▶ WHAT IS NEEDED:
Will you extract the entries word for word? Images should not appear in the copy.

....

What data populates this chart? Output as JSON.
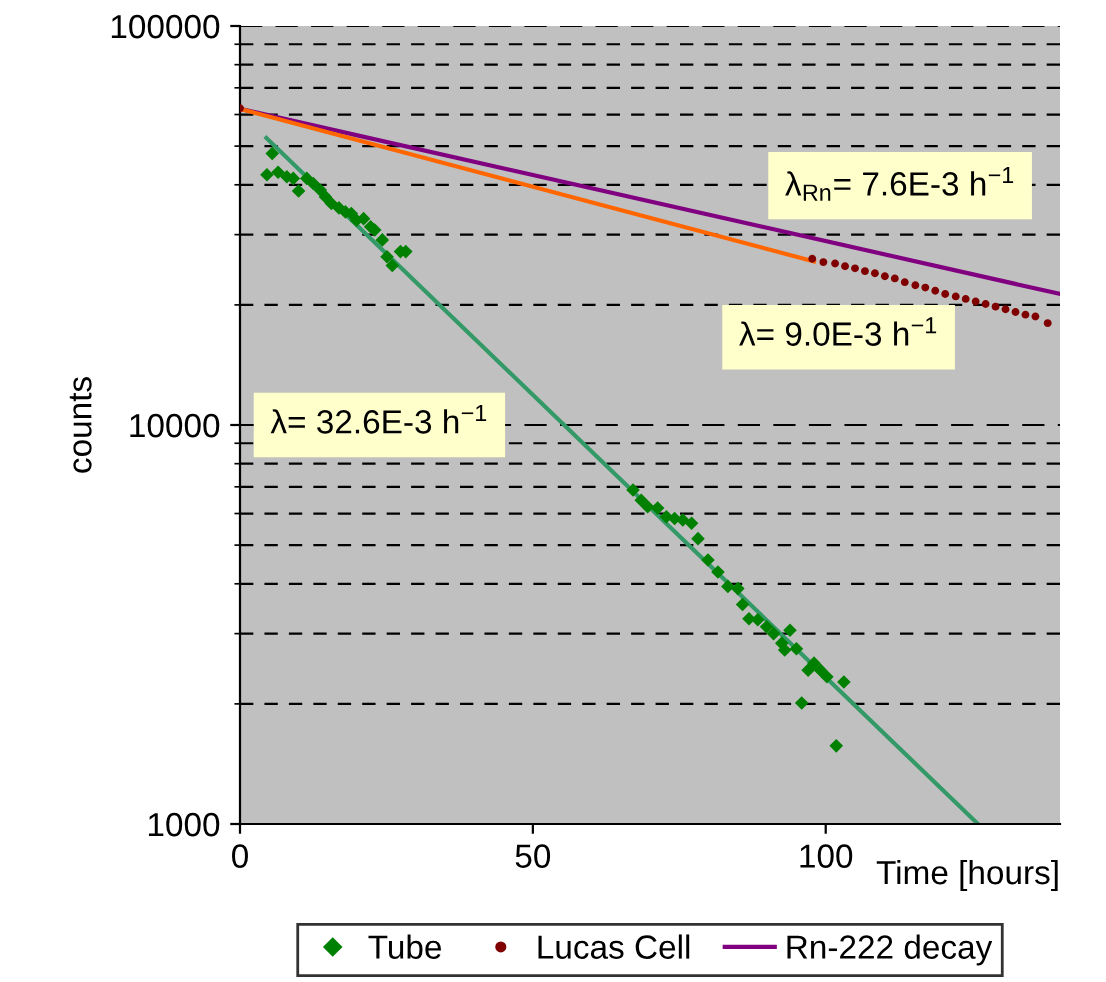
{
  "chart_data": {
    "type": "scatter",
    "ylabel": "counts",
    "xlabel": "Time [hours]",
    "log": "y",
    "xlim": [
      0,
      140
    ],
    "xticks": [
      0,
      50,
      100
    ],
    "ylim": [
      1000,
      100000
    ],
    "yticks": [
      1000,
      10000,
      100000
    ],
    "grid": "y",
    "legend": "bottom",
    "series": [
      {
        "name": "Tube",
        "marker": "diamond",
        "color": "#008000",
        "x": [
          4.6,
          5.5,
          6.5,
          8.0,
          9.1,
          10.0,
          11.4,
          12.5,
          13.7,
          14.6,
          15.6,
          16.9,
          18.0,
          19.0,
          19.9,
          21.1,
          22.3,
          23.0,
          24.3,
          25.1,
          26.0,
          27.4,
          28.3,
          67.1,
          68.5,
          69.6,
          71.3,
          72.8,
          74.2,
          75.6,
          77.1,
          78.2,
          79.9,
          81.6,
          83.3,
          85.0,
          85.8,
          86.9,
          88.4,
          89.9,
          91.1,
          92.5,
          93.0,
          93.9,
          95.0,
          95.9,
          97.0,
          98.0,
          99.1,
          100.2,
          101.8,
          103.1
        ],
        "values": [
          42400,
          47900,
          43000,
          41900,
          41500,
          38600,
          41500,
          40300,
          38800,
          37300,
          35900,
          35000,
          34200,
          33900,
          32600,
          32900,
          31400,
          30800,
          29100,
          26400,
          25100,
          27200,
          27200,
          6870,
          6480,
          6240,
          6190,
          5890,
          5830,
          5780,
          5670,
          5190,
          4590,
          4280,
          3940,
          3890,
          3550,
          3270,
          3250,
          3120,
          3000,
          2840,
          2730,
          3060,
          2750,
          2010,
          2430,
          2530,
          2430,
          2340,
          1570,
          2270
        ]
      },
      {
        "name": "Lucas Cell",
        "marker": "circle",
        "color": "#800000",
        "x": [
          0,
          97.7,
          99.6,
          101.6,
          103.3,
          105.0,
          106.7,
          108.4,
          110.1,
          111.8,
          113.5,
          115.3,
          117.0,
          118.7,
          120.4,
          122.2,
          123.9,
          125.6,
          127.3,
          129.0,
          130.7,
          132.4,
          134.1,
          135.8,
          137.9
        ],
        "values": [
          62200,
          26100,
          25600,
          25400,
          25000,
          24700,
          24300,
          24000,
          23600,
          23300,
          22800,
          22400,
          22100,
          21700,
          21300,
          21000,
          20700,
          20400,
          20100,
          19800,
          19500,
          19200,
          18900,
          18700,
          18000
        ]
      },
      {
        "name": "Rn-222 decay",
        "type": "line",
        "color": "#800080",
        "x": [
          0,
          140
        ],
        "values": [
          62000,
          21300
        ]
      },
      {
        "type": "line",
        "color": "#ff6600",
        "x": [
          0,
          98
        ],
        "values": [
          62000,
          25700
        ]
      },
      {
        "type": "line",
        "color": "#339966",
        "x": [
          4.5,
          126
        ],
        "values": [
          52400,
          1000
        ]
      }
    ],
    "annotations": [
      "λ$_{Rn}$= 7.6E-3 h$^{−1}$",
      "λ= 9.0E-3 h$^{−1}$",
      "λ= 32.6E-3 h$^{−1}$"
    ]
  }
}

....

▶ EXERCISE RESULT:
What data populates this chart? Output as JSON.
{
  "chart_data": {
    "type": "scatter",
    "ylabel": "counts",
    "xlabel": "Time [hours]",
    "log": "y",
    "xlim": [
      0,
      140
    ],
    "xticks": [
      0,
      50,
      100
    ],
    "ylim": [
      1000,
      100000
    ],
    "yticks": [
      1000,
      10000,
      100000
    ],
    "grid": "y",
    "legend": "bottom",
    "series": [
      {
        "name": "Tube",
        "marker": "diamond",
        "color": "#008000",
        "x": [
          4.6,
          5.5,
          6.5,
          8.0,
          9.1,
          10.0,
          11.4,
          12.5,
          13.7,
          14.6,
          15.6,
          16.9,
          18.0,
          19.0,
          19.9,
          21.1,
          22.3,
          23.0,
          24.3,
          25.1,
          26.0,
          27.4,
          28.3,
          67.1,
          68.5,
          69.6,
          71.3,
          72.8,
          74.2,
          75.6,
          77.1,
          78.2,
          79.9,
          81.6,
          83.3,
          85.0,
          85.8,
          86.9,
          88.4,
          89.9,
          91.1,
          92.5,
          93.0,
          93.9,
          95.0,
          95.9,
          97.0,
          98.0,
          99.1,
          100.2,
          101.8,
          103.1
        ],
        "values": [
          42400,
          47900,
          43000,
          41900,
          41500,
          38600,
          41500,
          40300,
          38800,
          37300,
          35900,
          35000,
          34200,
          33900,
          32600,
          32900,
          31400,
          30800,
          29100,
          26400,
          25100,
          27200,
          27200,
          6870,
          6480,
          6240,
          6190,
          5890,
          5830,
          5780,
          5670,
          5190,
          4590,
          4280,
          3940,
          3890,
          3550,
          3270,
          3250,
          3120,
          3000,
          2840,
          2730,
          3060,
          2750,
          2010,
          2430,
          2530,
          2430,
          2340,
          1570,
          2270
        ]
      },
      {
        "name": "Lucas Cell",
        "marker": "circle",
        "color": "#800000",
        "x": [
          0,
          97.7,
          99.6,
          101.6,
          103.3,
          105.0,
          106.7,
          108.4,
          110.1,
          111.8,
          113.5,
          115.3,
          117.0,
          118.7,
          120.4,
          122.2,
          123.9,
          125.6,
          127.3,
          129.0,
          130.7,
          132.4,
          134.1,
          135.8,
          137.9
        ],
        "values": [
          62200,
          26100,
          25600,
          25400,
          25000,
          24700,
          24300,
          24000,
          23600,
          23300,
          22800,
          22400,
          22100,
          21700,
          21300,
          21000,
          20700,
          20400,
          20100,
          19800,
          19500,
          19200,
          18900,
          18700,
          18000
        ]
      },
      {
        "name": "Rn-222 decay",
        "type": "line",
        "color": "#800080",
        "x": [
          0,
          140
        ],
        "values": [
          62000,
          21300
        ]
      },
      {
        "type": "line",
        "color": "#ff6600",
        "x": [
          0,
          98
        ],
        "values": [
          62000,
          25700
        ]
      },
      {
        "type": "line",
        "color": "#339966",
        "x": [
          4.5,
          126
        ],
        "values": [
          52400,
          1000
        ]
      }
    ],
    "annotations": [
      "λ$_{Rn}$= 7.6E-3 h$^{−1}$",
      "λ= 9.0E-3 h$^{−1}$",
      "λ= 32.6E-3 h$^{−1}$"
    ]
  }
}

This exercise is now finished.